* [Available data]
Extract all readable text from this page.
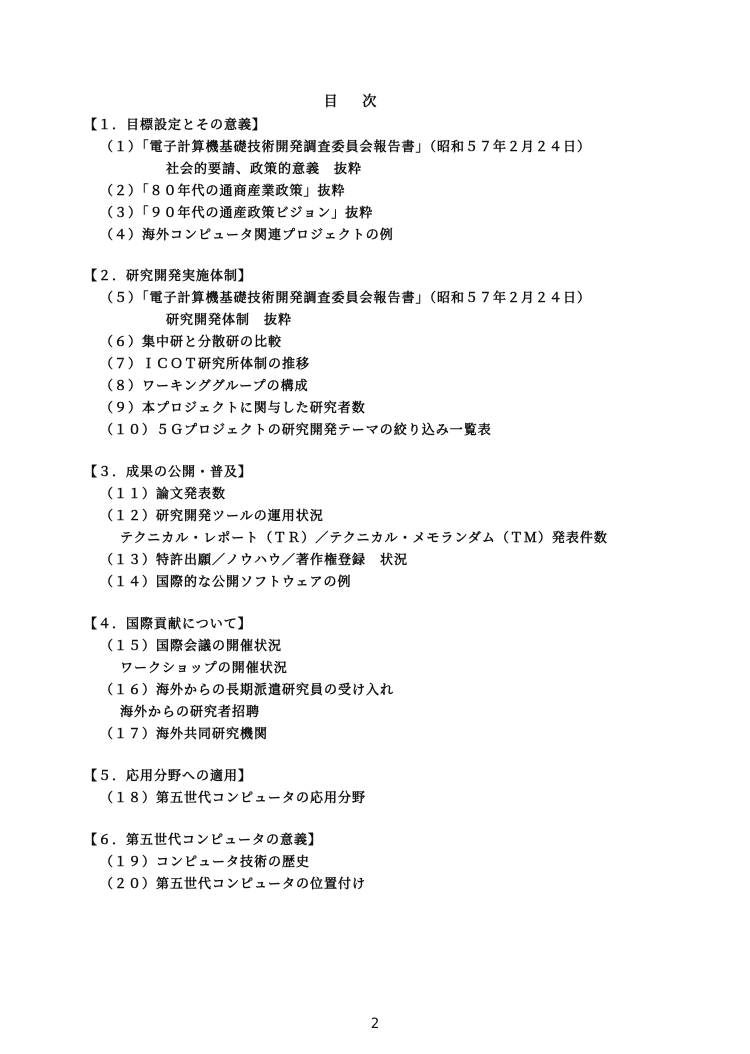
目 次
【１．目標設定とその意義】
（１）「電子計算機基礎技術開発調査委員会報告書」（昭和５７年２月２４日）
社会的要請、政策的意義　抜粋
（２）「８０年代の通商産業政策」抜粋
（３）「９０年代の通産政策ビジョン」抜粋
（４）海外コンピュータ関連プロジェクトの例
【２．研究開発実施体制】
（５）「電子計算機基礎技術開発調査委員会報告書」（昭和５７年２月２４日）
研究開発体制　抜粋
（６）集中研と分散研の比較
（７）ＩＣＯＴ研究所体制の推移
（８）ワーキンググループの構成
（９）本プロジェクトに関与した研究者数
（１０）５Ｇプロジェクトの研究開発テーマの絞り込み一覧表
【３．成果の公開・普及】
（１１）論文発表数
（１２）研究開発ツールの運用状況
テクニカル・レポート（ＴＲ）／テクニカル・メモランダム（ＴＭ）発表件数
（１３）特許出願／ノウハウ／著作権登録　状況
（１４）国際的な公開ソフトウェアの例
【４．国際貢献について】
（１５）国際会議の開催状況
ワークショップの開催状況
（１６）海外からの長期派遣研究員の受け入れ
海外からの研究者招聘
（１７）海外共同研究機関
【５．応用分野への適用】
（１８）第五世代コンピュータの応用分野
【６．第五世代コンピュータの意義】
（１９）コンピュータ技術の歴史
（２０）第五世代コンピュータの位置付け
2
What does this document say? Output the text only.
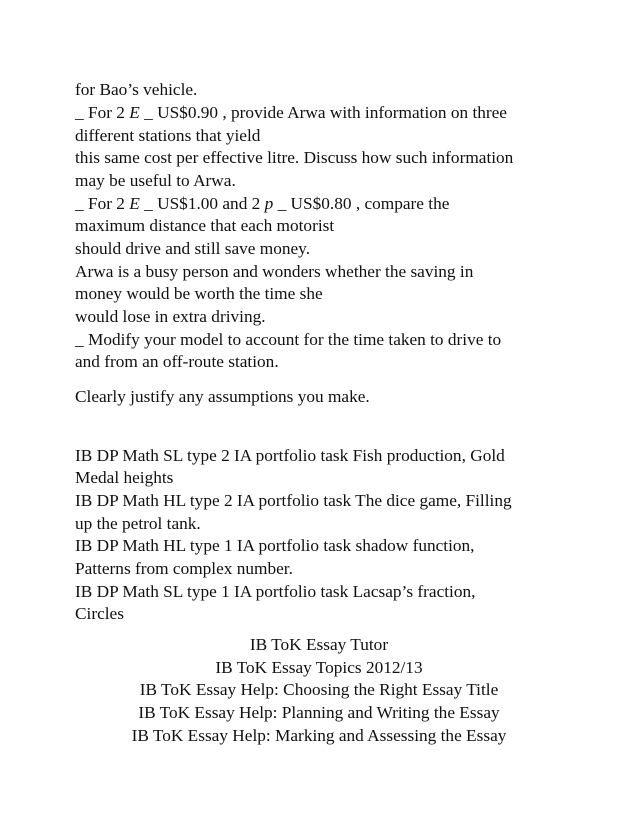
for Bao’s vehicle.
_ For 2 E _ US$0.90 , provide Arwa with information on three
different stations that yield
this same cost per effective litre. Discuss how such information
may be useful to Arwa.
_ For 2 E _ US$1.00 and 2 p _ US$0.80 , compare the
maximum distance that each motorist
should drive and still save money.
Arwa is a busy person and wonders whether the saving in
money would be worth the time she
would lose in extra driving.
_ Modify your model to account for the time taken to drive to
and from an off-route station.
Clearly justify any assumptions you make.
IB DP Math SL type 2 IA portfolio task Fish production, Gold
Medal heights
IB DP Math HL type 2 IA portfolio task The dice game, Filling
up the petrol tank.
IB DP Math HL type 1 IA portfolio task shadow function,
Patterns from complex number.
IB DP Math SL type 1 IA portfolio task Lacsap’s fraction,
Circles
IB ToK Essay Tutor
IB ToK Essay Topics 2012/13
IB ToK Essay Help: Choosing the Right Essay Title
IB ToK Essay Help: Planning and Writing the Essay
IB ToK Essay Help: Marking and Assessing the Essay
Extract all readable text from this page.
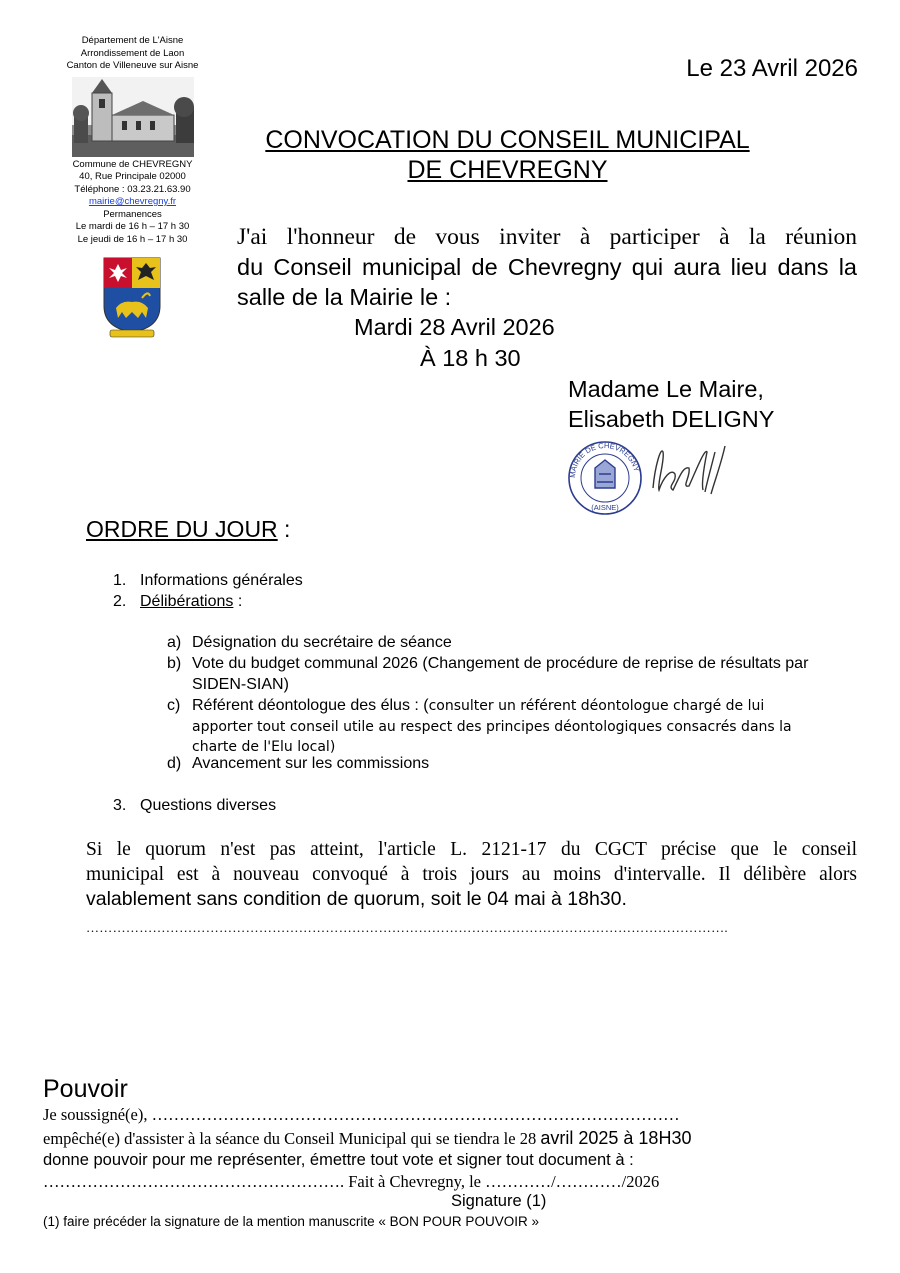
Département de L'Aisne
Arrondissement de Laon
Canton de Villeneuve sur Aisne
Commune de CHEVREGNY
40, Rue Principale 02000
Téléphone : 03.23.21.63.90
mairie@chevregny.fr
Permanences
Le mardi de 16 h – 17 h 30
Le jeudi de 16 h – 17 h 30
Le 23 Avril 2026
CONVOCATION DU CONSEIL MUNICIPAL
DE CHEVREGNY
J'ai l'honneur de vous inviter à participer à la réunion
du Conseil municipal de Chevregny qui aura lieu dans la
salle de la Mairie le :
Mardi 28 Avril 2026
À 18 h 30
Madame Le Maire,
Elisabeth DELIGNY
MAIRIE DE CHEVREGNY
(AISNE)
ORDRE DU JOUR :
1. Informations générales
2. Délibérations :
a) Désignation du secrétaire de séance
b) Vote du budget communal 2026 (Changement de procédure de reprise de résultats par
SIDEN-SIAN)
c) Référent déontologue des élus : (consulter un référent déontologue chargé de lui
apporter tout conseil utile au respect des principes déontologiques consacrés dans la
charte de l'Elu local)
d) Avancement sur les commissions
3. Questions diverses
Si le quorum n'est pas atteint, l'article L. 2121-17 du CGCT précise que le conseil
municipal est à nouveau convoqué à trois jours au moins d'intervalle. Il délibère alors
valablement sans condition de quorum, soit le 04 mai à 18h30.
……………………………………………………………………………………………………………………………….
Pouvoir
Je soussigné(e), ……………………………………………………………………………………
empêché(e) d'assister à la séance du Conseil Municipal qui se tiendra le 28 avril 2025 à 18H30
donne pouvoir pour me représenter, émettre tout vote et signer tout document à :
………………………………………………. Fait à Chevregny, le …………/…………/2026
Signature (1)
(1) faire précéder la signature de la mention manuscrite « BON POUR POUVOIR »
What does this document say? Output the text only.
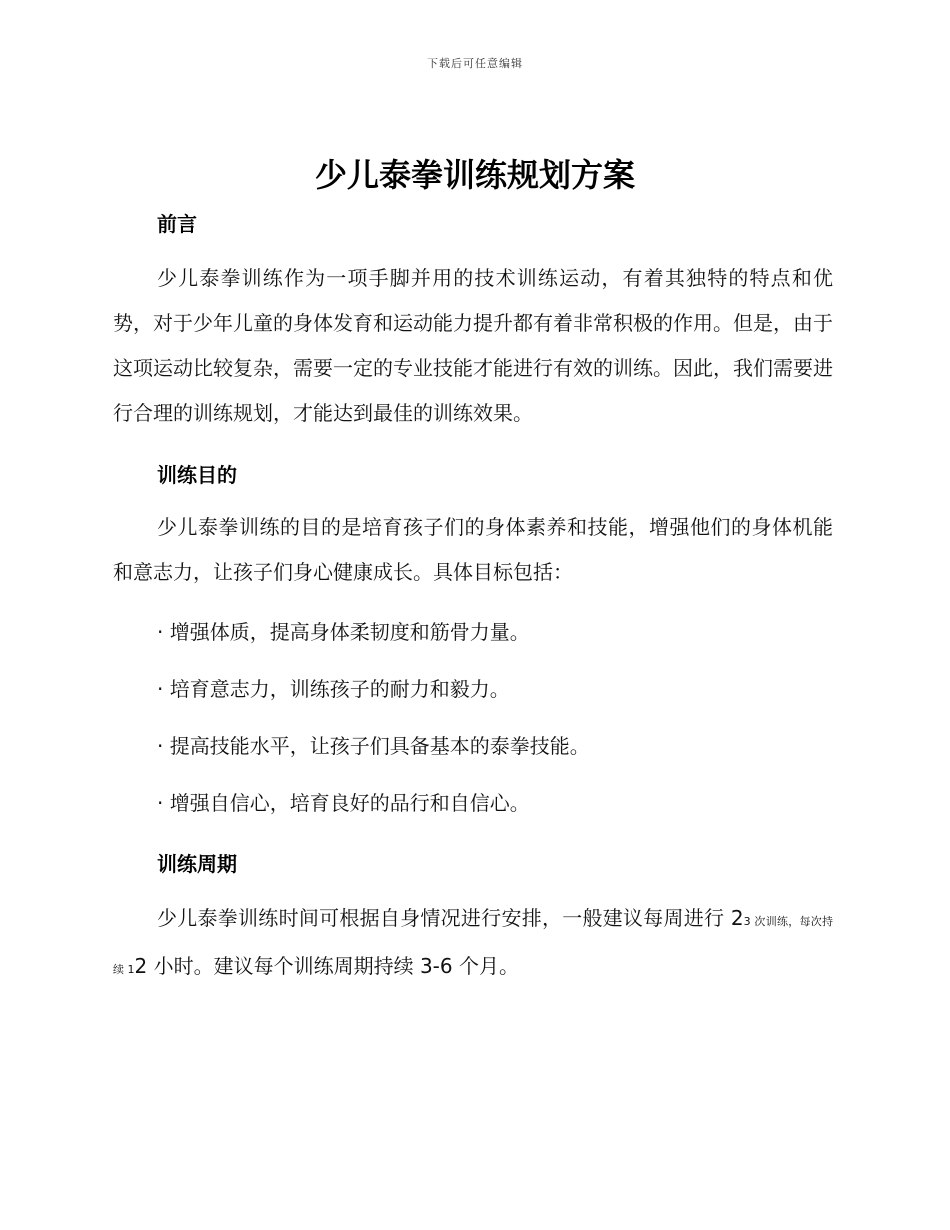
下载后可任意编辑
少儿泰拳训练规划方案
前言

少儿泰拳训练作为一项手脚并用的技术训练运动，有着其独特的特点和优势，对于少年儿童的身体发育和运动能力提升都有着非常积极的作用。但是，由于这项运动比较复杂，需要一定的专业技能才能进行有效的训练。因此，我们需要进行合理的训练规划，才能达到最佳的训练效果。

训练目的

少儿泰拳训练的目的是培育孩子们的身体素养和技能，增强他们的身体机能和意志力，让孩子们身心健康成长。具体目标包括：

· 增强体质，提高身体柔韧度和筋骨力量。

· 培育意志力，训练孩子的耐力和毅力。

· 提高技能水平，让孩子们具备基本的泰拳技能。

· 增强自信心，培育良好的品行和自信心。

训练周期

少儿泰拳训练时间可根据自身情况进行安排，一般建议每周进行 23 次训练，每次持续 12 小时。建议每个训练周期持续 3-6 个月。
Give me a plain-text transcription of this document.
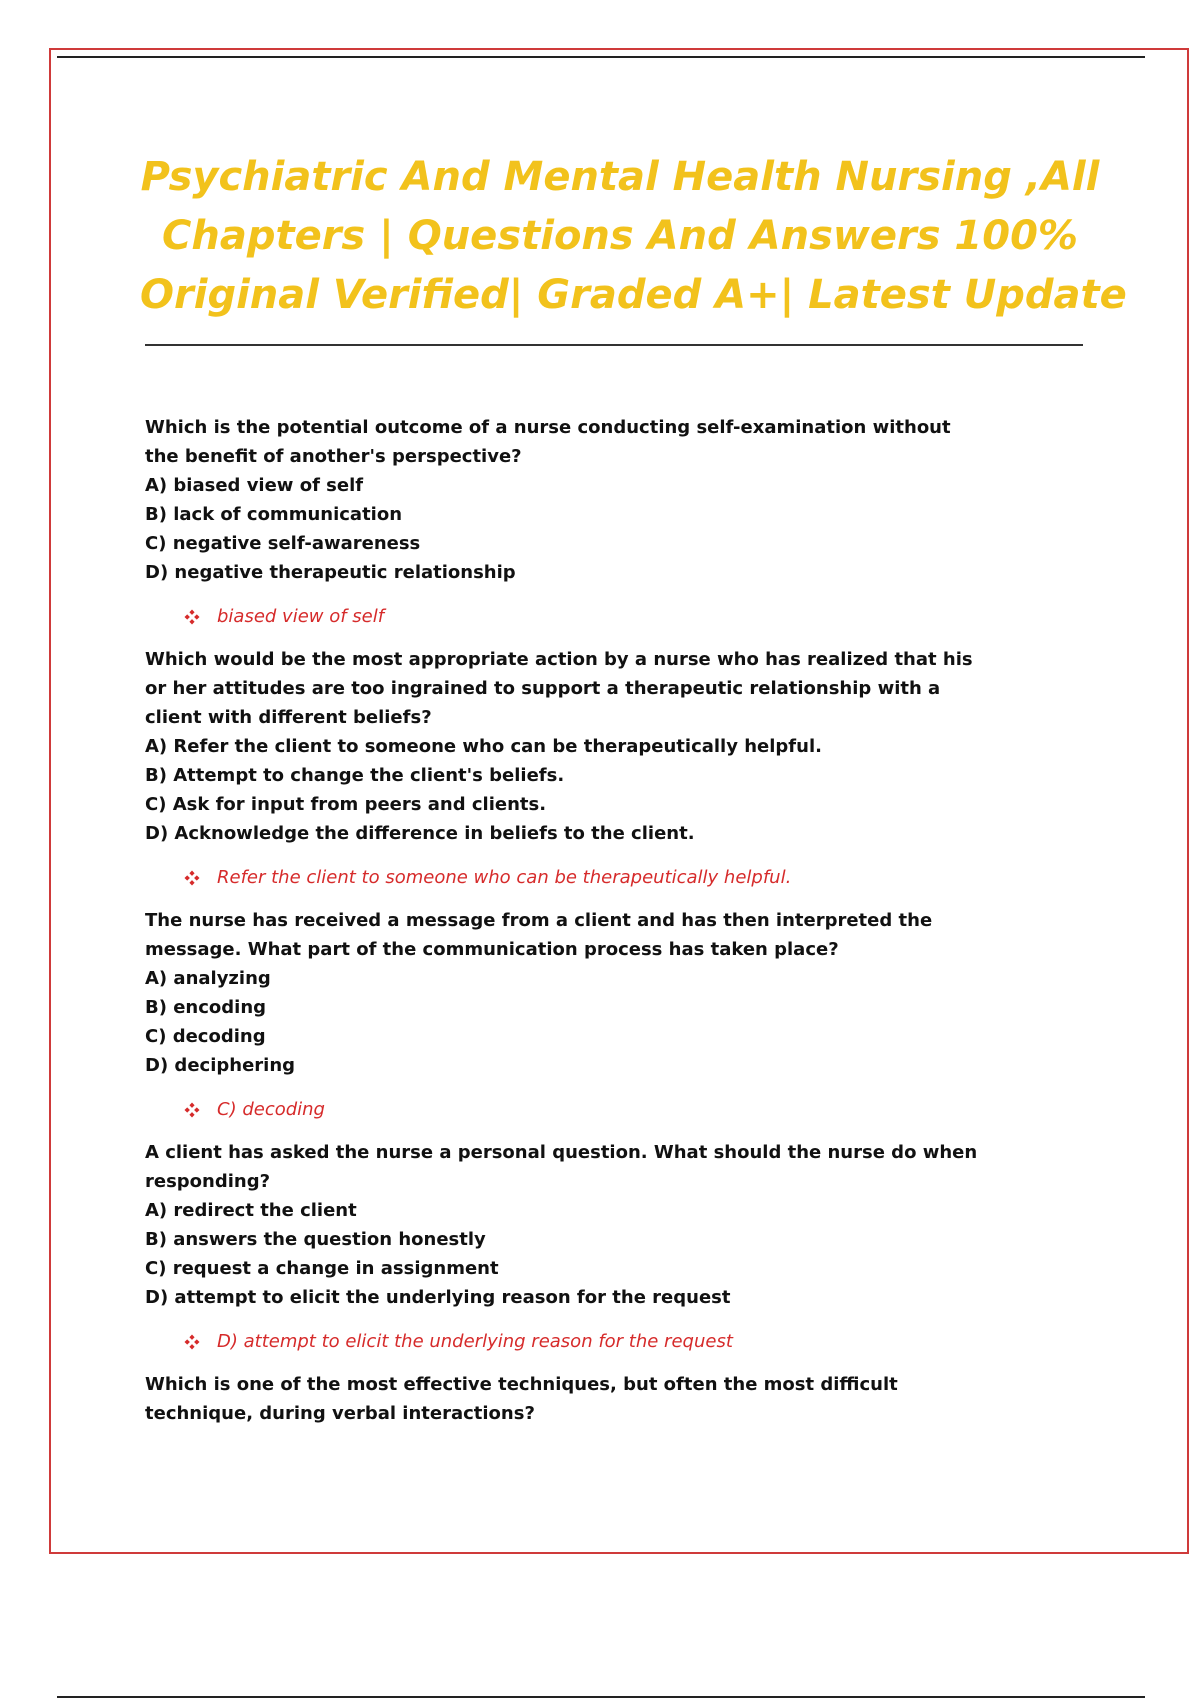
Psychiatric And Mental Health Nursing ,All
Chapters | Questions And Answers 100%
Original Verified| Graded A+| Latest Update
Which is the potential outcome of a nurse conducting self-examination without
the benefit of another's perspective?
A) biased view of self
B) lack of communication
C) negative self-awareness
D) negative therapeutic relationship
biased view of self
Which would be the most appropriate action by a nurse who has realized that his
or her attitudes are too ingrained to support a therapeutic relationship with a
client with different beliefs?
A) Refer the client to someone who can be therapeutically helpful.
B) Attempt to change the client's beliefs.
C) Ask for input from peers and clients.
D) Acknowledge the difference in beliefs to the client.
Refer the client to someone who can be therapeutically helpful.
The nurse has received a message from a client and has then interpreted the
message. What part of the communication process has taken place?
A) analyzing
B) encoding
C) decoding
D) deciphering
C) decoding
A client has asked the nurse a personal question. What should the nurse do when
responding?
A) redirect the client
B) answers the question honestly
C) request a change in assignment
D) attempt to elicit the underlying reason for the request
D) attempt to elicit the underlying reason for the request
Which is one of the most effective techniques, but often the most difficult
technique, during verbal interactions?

* [Task brief]
Reproduce the listing exactly. Leave its pictures out.

* [Written solution]
Extract all readable text from this page.
目 次
【１．目標設定とその意義】
（１）「電子計算機基礎技術開発調査委員会報告書」（昭和５７年２月２４日）
社会的要請、政策的意義　抜粋
（２）「８０年代の通商産業政策」抜粋
（３）「９０年代の通産政策ビジョン」抜粋
（４）海外コンピュータ関連プロジェクトの例
【２．研究開発実施体制】
（５）「電子計算機基礎技術開発調査委員会報告書」（昭和５７年２月２４日）
研究開発体制　抜粋
（６）集中研と分散研の比較
（７）ＩＣＯＴ研究所体制の推移
（８）ワーキンググループの構成
（９）本プロジェクトに関与した研究者数
（１０）５Ｇプロジェクトの研究開発テーマの絞り込み一覧表
【３．成果の公開・普及】
（１１）論文発表数
（１２）研究開発ツールの運用状況
テクニカル・レポート（ＴＲ）／テクニカル・メモランダム（ＴＭ）発表件数
（１３）特許出願／ノウハウ／著作権登録　状況
（１４）国際的な公開ソフトウェアの例
【４．国際貢献について】
（１５）国際会議の開催状況
ワークショップの開催状況
（１６）海外からの長期派遣研究員の受け入れ
海外からの研究者招聘
（１７）海外共同研究機関
【５．応用分野への適用】
（１８）第五世代コンピュータの応用分野
【６．第五世代コンピュータの意義】
（１９）コンピュータ技術の歴史
（２０）第五世代コンピュータの位置付け
2
What does this document say? Output the text only.
for Bao’s vehicle.
_ For 2 E _ US$0.90 , provide Arwa with information on three
different stations that yield
this same cost per effective litre. Discuss how such information
may be useful to Arwa.
_ For 2 E _ US$1.00 and 2 p _ US$0.80 , compare the
maximum distance that each motorist
should drive and still save money.
Arwa is a busy person and wonders whether the saving in
money would be worth the time she
would lose in extra driving.
_ Modify your model to account for the time taken to drive to
and from an off-route station.
Clearly justify any assumptions you make.
IB DP Math SL type 2 IA portfolio task Fish production, Gold
Medal heights
IB DP Math HL type 2 IA portfolio task The dice game, Filling
up the petrol tank.
IB DP Math HL type 1 IA portfolio task shadow function,
Patterns from complex number.
IB DP Math SL type 1 IA portfolio task Lacsap’s fraction,
Circles
IB ToK Essay Tutor
IB ToK Essay Topics 2012/13
IB ToK Essay Help: Choosing the Right Essay Title
IB ToK Essay Help: Planning and Writing the Essay
IB ToK Essay Help: Marking and Assessing the Essay
Extract all readable text from this page.
Département de L'Aisne
Arrondissement de Laon
Canton de Villeneuve sur Aisne
Commune de CHEVREGNY
40, Rue Principale 02000
Téléphone : 03.23.21.63.90
mairie@chevregny.fr
Permanences
Le mardi de 16 h – 17 h 30
Le jeudi de 16 h – 17 h 30
Le 23 Avril 2026
CONVOCATION DU CONSEIL MUNICIPAL
DE CHEVREGNY
J'ai l'honneur de vous inviter à participer à la réunion
du Conseil municipal de Chevregny qui aura lieu dans la
salle de la Mairie le :
Mardi 28 Avril 2026
À 18 h 30
Madame Le Maire,
Elisabeth DELIGNY
MAIRIE DE CHEVREGNY
(AISNE)
ORDRE DU JOUR :
1. Informations générales
2. Délibérations :
a) Désignation du secrétaire de séance
b) Vote du budget communal 2026 (Changement de procédure de reprise de résultats par
SIDEN-SIAN)
c) Référent déontologue des élus : (consulter un référent déontologue chargé de lui
apporter tout conseil utile au respect des principes déontologiques consacrés dans la
charte de l'Elu local)
d) Avancement sur les commissions
3. Questions diverses
Si le quorum n'est pas atteint, l'article L. 2121-17 du CGCT précise que le conseil
municipal est à nouveau convoqué à trois jours au moins d'intervalle. Il délibère alors
valablement sans condition de quorum, soit le 04 mai à 18h30.
……………………………………………………………………………………………………………………………….
Pouvoir
Je soussigné(e), ……………………………………………………………………………………
empêché(e) d'assister à la séance du Conseil Municipal qui se tiendra le 28 avril 2025 à 18H30
donne pouvoir pour me représenter, émettre tout vote et signer tout document à :
………………………………………………. Fait à Chevregny, le …………/…………/2026
Signature (1)
(1) faire précéder la signature de la mention manuscrite « BON POUR POUVOIR »
What does this document say? Output the text only.
下载后可任意编辑
少儿泰拳训练规划方案
前言

少儿泰拳训练作为一项手脚并用的技术训练运动，有着其独特的特点和优势，对于少年儿童的身体发育和运动能力提升都有着非常积极的作用。但是，由于这项运动比较复杂，需要一定的专业技能才能进行有效的训练。因此，我们需要进行合理的训练规划，才能达到最佳的训练效果。

训练目的

少儿泰拳训练的目的是培育孩子们的身体素养和技能，增强他们的身体机能和意志力，让孩子们身心健康成长。具体目标包括：

· 增强体质，提高身体柔韧度和筋骨力量。

· 培育意志力，训练孩子的耐力和毅力。

· 提高技能水平，让孩子们具备基本的泰拳技能。

· 增强自信心，培育良好的品行和自信心。

训练周期

少儿泰拳训练时间可根据自身情况进行安排，一般建议每周进行 23 次训练，每次持续 12 小时。建议每个训练周期持续 3-6 个月。
Give me a plain-text transcription of this document.
Psychiatric And Mental Health Nursing ,All
Chapters | Questions And Answers 100%
Original Verified| Graded A+| Latest Update
Which is the potential outcome of a nurse conducting self-examination without
the benefit of another's perspective?
A) biased view of self
B) lack of communication
C) negative self-awareness
D) negative therapeutic relationship
biased view of self
Which would be the most appropriate action by a nurse who has realized that his
or her attitudes are too ingrained to support a therapeutic relationship with a
client with different beliefs?
A) Refer the client to someone who can be therapeutically helpful.
B) Attempt to change the client's beliefs.
C) Ask for input from peers and clients.
D) Acknowledge the difference in beliefs to the client.
Refer the client to someone who can be therapeutically helpful.
The nurse has received a message from a client and has then interpreted the
message. What part of the communication process has taken place?
A) analyzing
B) encoding
C) decoding
D) deciphering
C) decoding
A client has asked the nurse a personal question. What should the nurse do when
responding?
A) redirect the client
B) answers the question honestly
C) request a change in assignment
D) attempt to elicit the underlying reason for the request
D) attempt to elicit the underlying reason for the request
Which is one of the most effective techniques, but often the most difficult
technique, during verbal interactions?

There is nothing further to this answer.